Data records
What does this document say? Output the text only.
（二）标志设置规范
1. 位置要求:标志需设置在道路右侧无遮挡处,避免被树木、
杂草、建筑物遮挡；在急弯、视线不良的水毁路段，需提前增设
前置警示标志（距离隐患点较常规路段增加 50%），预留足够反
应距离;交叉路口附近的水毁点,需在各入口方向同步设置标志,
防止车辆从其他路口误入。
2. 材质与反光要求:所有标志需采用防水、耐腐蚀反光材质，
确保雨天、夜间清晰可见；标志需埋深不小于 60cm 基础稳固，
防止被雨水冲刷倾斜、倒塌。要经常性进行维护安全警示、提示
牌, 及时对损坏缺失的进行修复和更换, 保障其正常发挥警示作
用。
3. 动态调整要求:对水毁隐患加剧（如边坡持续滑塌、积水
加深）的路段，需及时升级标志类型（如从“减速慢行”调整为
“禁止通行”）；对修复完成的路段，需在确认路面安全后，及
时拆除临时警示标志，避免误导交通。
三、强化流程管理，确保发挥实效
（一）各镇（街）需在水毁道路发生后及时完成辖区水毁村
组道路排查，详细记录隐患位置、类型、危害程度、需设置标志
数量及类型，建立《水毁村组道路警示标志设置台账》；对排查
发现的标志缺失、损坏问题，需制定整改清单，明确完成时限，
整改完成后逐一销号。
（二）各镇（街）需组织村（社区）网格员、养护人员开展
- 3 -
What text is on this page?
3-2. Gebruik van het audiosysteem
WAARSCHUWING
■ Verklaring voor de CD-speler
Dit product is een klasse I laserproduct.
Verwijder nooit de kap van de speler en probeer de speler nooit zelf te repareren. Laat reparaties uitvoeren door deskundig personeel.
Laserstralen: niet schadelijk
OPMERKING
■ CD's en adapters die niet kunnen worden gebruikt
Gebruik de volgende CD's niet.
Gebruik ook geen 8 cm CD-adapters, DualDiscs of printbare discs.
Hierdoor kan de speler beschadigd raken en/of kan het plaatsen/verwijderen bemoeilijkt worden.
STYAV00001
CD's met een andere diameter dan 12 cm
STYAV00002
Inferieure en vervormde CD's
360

_YOUR TASK:_ Reproduce the data in its entirety, matching each character.

_SOLUTION TO THE EXERCISE:_
What does this document say? Output the text only.
（二）标志设置规范
1. 位置要求:标志需设置在道路右侧无遮挡处,避免被树木、
杂草、建筑物遮挡；在急弯、视线不良的水毁路段，需提前增设
前置警示标志（距离隐患点较常规路段增加 50%），预留足够反
应距离;交叉路口附近的水毁点,需在各入口方向同步设置标志,
防止车辆从其他路口误入。
2. 材质与反光要求:所有标志需采用防水、耐腐蚀反光材质，
确保雨天、夜间清晰可见；标志需埋深不小于 60cm 基础稳固，
防止被雨水冲刷倾斜、倒塌。要经常性进行维护安全警示、提示
牌, 及时对损坏缺失的进行修复和更换, 保障其正常发挥警示作
用。
3. 动态调整要求:对水毁隐患加剧（如边坡持续滑塌、积水
加深）的路段，需及时升级标志类型（如从“减速慢行”调整为
“禁止通行”）；对修复完成的路段，需在确认路面安全后，及
时拆除临时警示标志，避免误导交通。
三、强化流程管理，确保发挥实效
（一）各镇（街）需在水毁道路发生后及时完成辖区水毁村
组道路排查，详细记录隐患位置、类型、危害程度、需设置标志
数量及类型，建立《水毁村组道路警示标志设置台账》；对排查
发现的标志缺失、损坏问题，需制定整改清单，明确完成时限，
整改完成后逐一销号。
（二）各镇（街）需组织村（社区）网格员、养护人员开展
- 3 -
What text is on this page?
3-2. Gebruik van het audiosysteem
WAARSCHUWING
■ Verklaring voor de CD-speler
Dit product is een klasse I laserproduct.
Verwijder nooit de kap van de speler en probeer de speler nooit zelf te repareren. Laat reparaties uitvoeren door deskundig personeel.
Laserstralen: niet schadelijk
OPMERKING
■ CD's en adapters die niet kunnen worden gebruikt
Gebruik de volgende CD's niet.
Gebruik ook geen 8 cm CD-adapters, DualDiscs of printbare discs.
Hierdoor kan de speler beschadigd raken en/of kan het plaatsen/verwijderen bemoeilijkt worden.
STYAV00001
CD's met een andere diameter dan 12 cm
STYAV00002
Inferieure en vervormde CD's
360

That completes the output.